## Start

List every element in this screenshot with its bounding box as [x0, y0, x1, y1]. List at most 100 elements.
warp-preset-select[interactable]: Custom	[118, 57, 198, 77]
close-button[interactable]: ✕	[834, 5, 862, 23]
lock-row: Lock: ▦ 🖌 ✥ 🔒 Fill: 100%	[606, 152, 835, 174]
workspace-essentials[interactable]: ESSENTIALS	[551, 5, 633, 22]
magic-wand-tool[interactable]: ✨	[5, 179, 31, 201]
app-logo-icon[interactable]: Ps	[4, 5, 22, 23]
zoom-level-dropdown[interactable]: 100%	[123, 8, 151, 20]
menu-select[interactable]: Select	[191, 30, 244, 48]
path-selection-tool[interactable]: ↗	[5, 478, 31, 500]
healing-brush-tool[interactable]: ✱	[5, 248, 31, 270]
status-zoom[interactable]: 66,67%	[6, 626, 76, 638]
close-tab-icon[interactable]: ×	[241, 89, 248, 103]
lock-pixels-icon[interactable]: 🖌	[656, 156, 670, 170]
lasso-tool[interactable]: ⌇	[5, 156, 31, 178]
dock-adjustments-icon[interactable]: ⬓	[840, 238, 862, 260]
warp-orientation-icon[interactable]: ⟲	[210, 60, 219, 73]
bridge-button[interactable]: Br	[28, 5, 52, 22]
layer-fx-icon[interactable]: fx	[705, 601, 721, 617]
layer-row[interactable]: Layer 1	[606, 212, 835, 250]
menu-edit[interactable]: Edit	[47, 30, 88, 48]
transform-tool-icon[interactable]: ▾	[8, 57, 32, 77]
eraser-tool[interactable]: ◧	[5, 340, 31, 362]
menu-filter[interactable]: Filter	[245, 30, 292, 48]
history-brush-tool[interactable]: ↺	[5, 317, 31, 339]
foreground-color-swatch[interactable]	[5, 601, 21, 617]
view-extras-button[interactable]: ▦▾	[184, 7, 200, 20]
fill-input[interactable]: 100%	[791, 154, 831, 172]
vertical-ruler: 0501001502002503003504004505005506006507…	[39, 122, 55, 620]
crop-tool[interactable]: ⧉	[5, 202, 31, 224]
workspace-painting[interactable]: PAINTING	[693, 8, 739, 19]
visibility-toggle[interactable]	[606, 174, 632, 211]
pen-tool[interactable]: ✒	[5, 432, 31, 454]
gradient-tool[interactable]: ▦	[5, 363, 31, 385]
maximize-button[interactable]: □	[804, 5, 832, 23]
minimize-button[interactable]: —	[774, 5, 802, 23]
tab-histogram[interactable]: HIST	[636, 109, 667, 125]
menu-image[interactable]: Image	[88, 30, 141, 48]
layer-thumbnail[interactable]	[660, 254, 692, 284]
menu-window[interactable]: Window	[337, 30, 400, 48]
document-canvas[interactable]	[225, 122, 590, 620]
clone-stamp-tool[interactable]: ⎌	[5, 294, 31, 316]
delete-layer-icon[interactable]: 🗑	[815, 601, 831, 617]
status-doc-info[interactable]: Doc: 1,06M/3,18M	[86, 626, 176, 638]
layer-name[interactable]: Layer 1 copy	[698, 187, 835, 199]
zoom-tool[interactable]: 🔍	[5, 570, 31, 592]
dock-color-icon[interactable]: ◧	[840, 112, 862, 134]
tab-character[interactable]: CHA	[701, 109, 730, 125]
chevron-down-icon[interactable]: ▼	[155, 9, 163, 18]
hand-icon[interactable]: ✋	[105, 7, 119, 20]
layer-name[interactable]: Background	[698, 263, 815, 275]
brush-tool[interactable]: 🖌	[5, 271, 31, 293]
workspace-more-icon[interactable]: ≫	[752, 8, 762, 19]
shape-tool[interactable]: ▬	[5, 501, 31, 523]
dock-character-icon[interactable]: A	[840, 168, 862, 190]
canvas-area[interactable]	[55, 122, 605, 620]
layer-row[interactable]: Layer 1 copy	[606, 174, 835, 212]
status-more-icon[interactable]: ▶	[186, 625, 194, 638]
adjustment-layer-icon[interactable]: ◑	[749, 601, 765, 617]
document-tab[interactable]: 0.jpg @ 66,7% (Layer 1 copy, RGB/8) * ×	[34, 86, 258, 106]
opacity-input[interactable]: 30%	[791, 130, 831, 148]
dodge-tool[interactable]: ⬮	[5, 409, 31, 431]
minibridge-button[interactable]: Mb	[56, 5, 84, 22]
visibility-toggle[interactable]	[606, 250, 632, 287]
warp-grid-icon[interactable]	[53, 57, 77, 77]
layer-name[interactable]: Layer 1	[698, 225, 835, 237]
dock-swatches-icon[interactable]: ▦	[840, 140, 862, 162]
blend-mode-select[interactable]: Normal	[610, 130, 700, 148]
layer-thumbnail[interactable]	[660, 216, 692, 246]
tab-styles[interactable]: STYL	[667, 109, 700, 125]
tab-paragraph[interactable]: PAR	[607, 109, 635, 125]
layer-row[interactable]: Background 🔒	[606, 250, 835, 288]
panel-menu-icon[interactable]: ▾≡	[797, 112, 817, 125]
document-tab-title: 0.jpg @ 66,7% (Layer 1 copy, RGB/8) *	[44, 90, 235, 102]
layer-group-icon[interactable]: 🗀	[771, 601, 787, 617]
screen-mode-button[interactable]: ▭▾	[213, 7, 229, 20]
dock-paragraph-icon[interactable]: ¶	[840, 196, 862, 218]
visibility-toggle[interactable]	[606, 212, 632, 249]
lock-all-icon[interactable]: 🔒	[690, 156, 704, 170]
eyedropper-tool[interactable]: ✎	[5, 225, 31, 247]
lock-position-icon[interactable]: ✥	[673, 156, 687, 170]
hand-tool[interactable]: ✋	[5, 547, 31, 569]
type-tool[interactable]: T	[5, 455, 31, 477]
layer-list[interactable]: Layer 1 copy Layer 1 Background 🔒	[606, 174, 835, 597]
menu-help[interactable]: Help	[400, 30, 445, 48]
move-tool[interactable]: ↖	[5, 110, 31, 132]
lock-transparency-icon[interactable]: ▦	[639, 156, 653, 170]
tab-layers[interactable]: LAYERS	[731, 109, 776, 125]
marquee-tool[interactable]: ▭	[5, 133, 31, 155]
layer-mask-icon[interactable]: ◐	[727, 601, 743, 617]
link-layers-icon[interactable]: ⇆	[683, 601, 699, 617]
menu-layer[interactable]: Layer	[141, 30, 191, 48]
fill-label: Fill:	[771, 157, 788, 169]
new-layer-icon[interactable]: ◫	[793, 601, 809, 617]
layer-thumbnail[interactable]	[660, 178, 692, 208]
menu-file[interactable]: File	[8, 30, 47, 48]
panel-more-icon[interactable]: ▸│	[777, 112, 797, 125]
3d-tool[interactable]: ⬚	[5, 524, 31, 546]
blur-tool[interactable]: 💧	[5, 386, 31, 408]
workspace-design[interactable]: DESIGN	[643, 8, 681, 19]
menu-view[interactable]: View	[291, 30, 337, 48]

## End

Reproduce the data above verbatim, line for line, without altering any character.

■ Result of the exercise
List every element in this screenshot with its bounding box as [x0, y0, x1, y1]. List at most 100 elements.
warp-preset-select[interactable]: Custom	[118, 57, 198, 77]
close-button[interactable]: ✕	[834, 5, 862, 23]
lock-row: Lock: ▦ 🖌 ✥ 🔒 Fill: 100%	[606, 152, 835, 174]
workspace-essentials[interactable]: ESSENTIALS	[551, 5, 633, 22]
magic-wand-tool[interactable]: ✨	[5, 179, 31, 201]
app-logo-icon[interactable]: Ps	[4, 5, 22, 23]
zoom-level-dropdown[interactable]: 100%	[123, 8, 151, 20]
menu-select[interactable]: Select	[191, 30, 244, 48]
path-selection-tool[interactable]: ↗	[5, 478, 31, 500]
healing-brush-tool[interactable]: ✱	[5, 248, 31, 270]
status-zoom[interactable]: 66,67%	[6, 626, 76, 638]
close-tab-icon[interactable]: ×	[241, 89, 248, 103]
lock-pixels-icon[interactable]: 🖌	[656, 156, 670, 170]
lasso-tool[interactable]: ⌇	[5, 156, 31, 178]
dock-adjustments-icon[interactable]: ⬓	[840, 238, 862, 260]
warp-orientation-icon[interactable]: ⟲	[210, 60, 219, 73]
bridge-button[interactable]: Br	[28, 5, 52, 22]
layer-fx-icon[interactable]: fx	[705, 601, 721, 617]
layer-row[interactable]: Layer 1	[606, 212, 835, 250]
menu-edit[interactable]: Edit	[47, 30, 88, 48]
transform-tool-icon[interactable]: ▾	[8, 57, 32, 77]
eraser-tool[interactable]: ◧	[5, 340, 31, 362]
menu-filter[interactable]: Filter	[245, 30, 292, 48]
history-brush-tool[interactable]: ↺	[5, 317, 31, 339]
foreground-color-swatch[interactable]	[5, 601, 21, 617]
view-extras-button[interactable]: ▦▾	[184, 7, 200, 20]
fill-input[interactable]: 100%	[791, 154, 831, 172]
vertical-ruler: 0501001502002503003504004505005506006507…	[39, 122, 55, 620]
crop-tool[interactable]: ⧉	[5, 202, 31, 224]
workspace-painting[interactable]: PAINTING	[693, 8, 739, 19]
visibility-toggle[interactable]	[606, 174, 632, 211]
pen-tool[interactable]: ✒	[5, 432, 31, 454]
gradient-tool[interactable]: ▦	[5, 363, 31, 385]
maximize-button[interactable]: □	[804, 5, 832, 23]
minimize-button[interactable]: —	[774, 5, 802, 23]
tab-histogram[interactable]: HIST	[636, 109, 667, 125]
menu-image[interactable]: Image	[88, 30, 141, 48]
layer-thumbnail[interactable]	[660, 254, 692, 284]
menu-window[interactable]: Window	[337, 30, 400, 48]
document-canvas[interactable]	[225, 122, 590, 620]
clone-stamp-tool[interactable]: ⎌	[5, 294, 31, 316]
delete-layer-icon[interactable]: 🗑	[815, 601, 831, 617]
status-doc-info[interactable]: Doc: 1,06M/3,18M	[86, 626, 176, 638]
layer-name[interactable]: Layer 1 copy	[698, 187, 835, 199]
zoom-tool[interactable]: 🔍	[5, 570, 31, 592]
dock-color-icon[interactable]: ◧	[840, 112, 862, 134]
tab-character[interactable]: CHA	[701, 109, 730, 125]
chevron-down-icon[interactable]: ▼	[155, 9, 163, 18]
hand-icon[interactable]: ✋	[105, 7, 119, 20]
layer-name[interactable]: Background	[698, 263, 815, 275]
brush-tool[interactable]: 🖌	[5, 271, 31, 293]
workspace-more-icon[interactable]: ≫	[752, 8, 762, 19]
shape-tool[interactable]: ▬	[5, 501, 31, 523]
dock-character-icon[interactable]: A	[840, 168, 862, 190]
canvas-area[interactable]	[55, 122, 605, 620]
layer-row[interactable]: Layer 1 copy	[606, 174, 835, 212]
status-more-icon[interactable]: ▶	[186, 625, 194, 638]
adjustment-layer-icon[interactable]: ◑	[749, 601, 765, 617]
document-tab[interactable]: 0.jpg @ 66,7% (Layer 1 copy, RGB/8) * ×	[34, 86, 258, 106]
opacity-input[interactable]: 30%	[791, 130, 831, 148]
dodge-tool[interactable]: ⬮	[5, 409, 31, 431]
minibridge-button[interactable]: Mb	[56, 5, 84, 22]
visibility-toggle[interactable]	[606, 250, 632, 287]
warp-grid-icon[interactable]	[53, 57, 77, 77]
layer-name[interactable]: Layer 1	[698, 225, 835, 237]
dock-swatches-icon[interactable]: ▦	[840, 140, 862, 162]
blend-mode-select[interactable]: Normal	[610, 130, 700, 148]
layer-thumbnail[interactable]	[660, 216, 692, 246]
tab-styles[interactable]: STYL	[667, 109, 700, 125]
tab-paragraph[interactable]: PAR	[607, 109, 635, 125]
layer-row[interactable]: Background 🔒	[606, 250, 835, 288]
panel-menu-icon[interactable]: ▾≡	[797, 112, 817, 125]
document-tab-title: 0.jpg @ 66,7% (Layer 1 copy, RGB/8) *	[44, 90, 235, 102]
layer-group-icon[interactable]: 🗀	[771, 601, 787, 617]
screen-mode-button[interactable]: ▭▾	[213, 7, 229, 20]
dock-paragraph-icon[interactable]: ¶	[840, 196, 862, 218]
visibility-toggle[interactable]	[606, 212, 632, 249]
lock-all-icon[interactable]: 🔒	[690, 156, 704, 170]
eyedropper-tool[interactable]: ✎	[5, 225, 31, 247]
lock-position-icon[interactable]: ✥	[673, 156, 687, 170]
hand-tool[interactable]: ✋	[5, 547, 31, 569]
type-tool[interactable]: T	[5, 455, 31, 477]
layer-list[interactable]: Layer 1 copy Layer 1 Background 🔒	[606, 174, 835, 597]
menu-help[interactable]: Help	[400, 30, 445, 48]
move-tool[interactable]: ↖	[5, 110, 31, 132]
lock-transparency-icon[interactable]: ▦	[639, 156, 653, 170]
tab-layers[interactable]: LAYERS	[731, 109, 776, 125]
marquee-tool[interactable]: ▭	[5, 133, 31, 155]
layer-mask-icon[interactable]: ◐	[727, 601, 743, 617]
link-layers-icon[interactable]: ⇆	[683, 601, 699, 617]
menu-layer[interactable]: Layer	[141, 30, 191, 48]
fill-label: Fill:	[771, 157, 788, 169]
new-layer-icon[interactable]: ◫	[793, 601, 809, 617]
layer-thumbnail[interactable]	[660, 178, 692, 208]
menu-file[interactable]: File	[8, 30, 47, 48]
panel-more-icon[interactable]: ▸│	[777, 112, 797, 125]
3d-tool[interactable]: ⬚	[5, 524, 31, 546]
blur-tool[interactable]: 💧	[5, 386, 31, 408]
workspace-design[interactable]: DESIGN	[643, 8, 681, 19]
menu-view[interactable]: View	[291, 30, 337, 48]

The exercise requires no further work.